### Exercise objective
Can you reproduce every item below line for line, leaving out the pictures?
## start Records provided
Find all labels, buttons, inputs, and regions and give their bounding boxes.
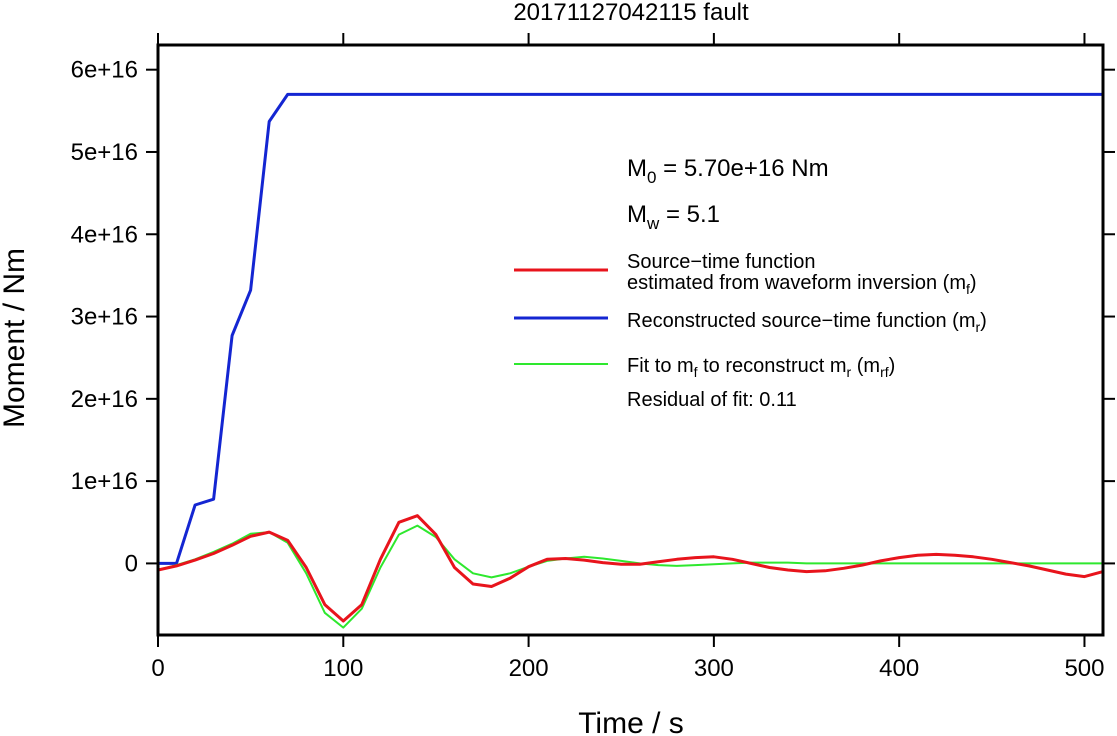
y-tick-label: 6e+16 (71, 57, 138, 84)
y-axis-label: Moment / Nm (0, 248, 31, 428)
x-tick-label: 500 (1064, 655, 1104, 682)
y-tick-label: 5e+16 (71, 139, 138, 166)
y-tick-label: 1e+16 (71, 468, 138, 495)
legend-label-mf-line2: estimated from waveform inversion (mf) (627, 272, 977, 297)
legend-label-mrf: Fit to mf to reconstruct mr (mrf) (627, 355, 895, 380)
x-axis-label: Time / s (578, 707, 684, 736)
series-line-mrf (157, 524, 1104, 629)
mw-annotation: Mw = 5.1 (627, 201, 720, 233)
legend: Source−time function estimated from wave… (514, 251, 987, 411)
y-tick-label: 2e+16 (71, 386, 138, 413)
legend-label-mr: Reconstructed source−time function (mr) (627, 310, 987, 335)
y-tick-label: 3e+16 (71, 304, 138, 331)
plot-frame (156, 43, 1105, 637)
y-axis: 0 1e+16 2e+16 3e+16 4e+16 5e+16 6e+16 (71, 57, 1115, 577)
x-tick-label: 0 (151, 655, 164, 682)
m0-annotation: M0 = 5.70e+16 Nm (627, 155, 829, 187)
plot-lines (156, 92, 1105, 629)
series-line-mf (156, 514, 1105, 623)
y-tick-label: 0 (125, 550, 138, 577)
series-line-mr (156, 92, 1105, 565)
legend-label-mf-line1: Source−time function (627, 251, 815, 273)
x-tick-label: 400 (879, 655, 919, 682)
x-tick-label: 300 (694, 655, 734, 682)
x-axis: 0 100 200 300 400 500 (151, 33, 1104, 682)
x-tick-label: 200 (509, 655, 549, 682)
chart-title: 20171127042115 fault (513, 0, 749, 26)
residual-annotation: Residual of fit: 0.11 (627, 389, 797, 411)
y-tick-label: 4e+16 (71, 221, 138, 248)
x-tick-label: 100 (323, 655, 363, 682)
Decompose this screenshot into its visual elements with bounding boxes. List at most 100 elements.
## end Records provided
### Exercise output
Find all labels, buttons, inputs, and regions and give their bounding boxes.
y-tick-label: 6e+16 (71, 57, 138, 84)
y-axis-label: Moment / Nm (0, 248, 31, 428)
x-tick-label: 500 (1064, 655, 1104, 682)
y-tick-label: 5e+16 (71, 139, 138, 166)
y-tick-label: 1e+16 (71, 468, 138, 495)
legend-label-mf-line2: estimated from waveform inversion (mf) (627, 272, 977, 297)
legend-label-mrf: Fit to mf to reconstruct mr (mrf) (627, 355, 895, 380)
x-axis-label: Time / s (578, 707, 684, 736)
series-line-mrf (157, 524, 1104, 629)
mw-annotation: Mw = 5.1 (627, 201, 720, 233)
legend: Source−time function estimated from wave… (514, 251, 987, 411)
y-tick-label: 2e+16 (71, 386, 138, 413)
legend-label-mr: Reconstructed source−time function (mr) (627, 310, 987, 335)
y-tick-label: 3e+16 (71, 304, 138, 331)
plot-frame (156, 43, 1105, 637)
y-axis: 0 1e+16 2e+16 3e+16 4e+16 5e+16 6e+16 (71, 57, 1115, 577)
x-tick-label: 0 (151, 655, 164, 682)
m0-annotation: M0 = 5.70e+16 Nm (627, 155, 829, 187)
plot-lines (156, 92, 1105, 629)
series-line-mf (156, 514, 1105, 623)
y-tick-label: 0 (125, 550, 138, 577)
series-line-mr (156, 92, 1105, 565)
legend-label-mf-line1: Source−time function (627, 251, 815, 273)
x-tick-label: 400 (879, 655, 919, 682)
x-tick-label: 300 (694, 655, 734, 682)
x-axis: 0 100 200 300 400 500 (151, 33, 1104, 682)
x-tick-label: 200 (509, 655, 549, 682)
chart-title: 20171127042115 fault (513, 0, 749, 26)
residual-annotation: Residual of fit: 0.11 (627, 389, 797, 411)
y-tick-label: 4e+16 (71, 221, 138, 248)
x-tick-label: 100 (323, 655, 363, 682)
Decompose this screenshot into its visual elements with bounding boxes. List at most 100 elements.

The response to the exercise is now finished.